### ZIEL DER AUFGABE
Setze den Text über das Ehepaar Rüdiger Grube und Cornelia Poletto im Anschluss an seinen letzten Satz fort.

### VORGEGEBENER TEXT
-=-=-
Rüdiger Grube und Cornelia Poletto sind ein schillerndes Ehepaar: Er, der ehemalige Bahnchef und immer noch gefragte Topmanager – sie, die TV-Köchin, die die Hamburger Prominenz bewirtet. Als die beiden sich 2015 das Jawort gaben, stand der heutige Bundespräsident Frank-Walter Steinmeier (SPD) als Trauzeuge am Altar. Politik, Berufliches und Privates liegen im Hause Grube-Poletto eng beieinander, so scheint es.

Zwei heikle Posten

Denn Grube ist nicht nur ein Mann mit besten Verbindungen vor allem in die sozialdemokratische Partei. Er ist auch seit seinem Abgang als Chef der Deutschen Bahn im Jahr 2017 ein Mann mit vielen Verpflichtungen: Er machte sich als Unternehmensberater selbstständig und sammelte von da an Aufsichtsratsposten um Aufsichtsratsposten, häufig als Vorsitzender.
-=-=-
### INHALT DER AUFLISTUNG
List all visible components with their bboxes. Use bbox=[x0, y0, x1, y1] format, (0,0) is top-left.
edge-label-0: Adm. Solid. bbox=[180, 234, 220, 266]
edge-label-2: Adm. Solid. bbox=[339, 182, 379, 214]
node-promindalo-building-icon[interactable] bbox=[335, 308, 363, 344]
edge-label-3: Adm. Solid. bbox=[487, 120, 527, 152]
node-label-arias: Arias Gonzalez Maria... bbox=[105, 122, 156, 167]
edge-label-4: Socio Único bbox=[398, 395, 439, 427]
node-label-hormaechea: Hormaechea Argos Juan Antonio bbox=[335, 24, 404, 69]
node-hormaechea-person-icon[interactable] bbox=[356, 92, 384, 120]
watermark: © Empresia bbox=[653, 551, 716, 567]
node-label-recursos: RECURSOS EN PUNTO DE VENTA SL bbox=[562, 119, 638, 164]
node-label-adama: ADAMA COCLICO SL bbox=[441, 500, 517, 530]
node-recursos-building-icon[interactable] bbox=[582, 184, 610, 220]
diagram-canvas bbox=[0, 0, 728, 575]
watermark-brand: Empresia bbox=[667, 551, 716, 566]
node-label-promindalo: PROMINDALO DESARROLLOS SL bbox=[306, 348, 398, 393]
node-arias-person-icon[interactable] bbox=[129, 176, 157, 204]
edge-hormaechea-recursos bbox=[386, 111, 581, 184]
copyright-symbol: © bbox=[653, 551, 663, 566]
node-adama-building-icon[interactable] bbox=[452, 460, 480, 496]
-=-=-
### GELÖSTE AUFGABE
Ob der Schienenfahrzeughersteller Bombardier Transportation, der Bahntechniker Vossloh AG, der Sendemastbetreiber Vantage Towers AG oder die deutsche Vodafone-Tochter: Es waren nicht eben kleine Unternehmen, die ihm Mandate antrugen. Zuletzt übernahm er zum 1. Januar auch den Vorsitz im Aufsichtsrat der Berliner Euref AG. Einer seiner prominentesten Posten ist aber der des langjährigen Aufsichtsratschefs bei der Hamburger Hafen und Logistik AG (HHLA).

Deutsch-russische Partnerschaft

Und es sind genau diese beiden Posten, die sowohl ihn als auch den Hamburger Hafen nun in Verlegenheit bringen könnten, was nicht wenig mit Grubes und auch Polettos sonstigen Verbindungen zu tun hat. Er selbst bezeichnete sie auf Anfrage von t-online als privat. Einen schriftlichen Fragenkatalog beantworteten weder er, noch seine Frau oder die Euref AG.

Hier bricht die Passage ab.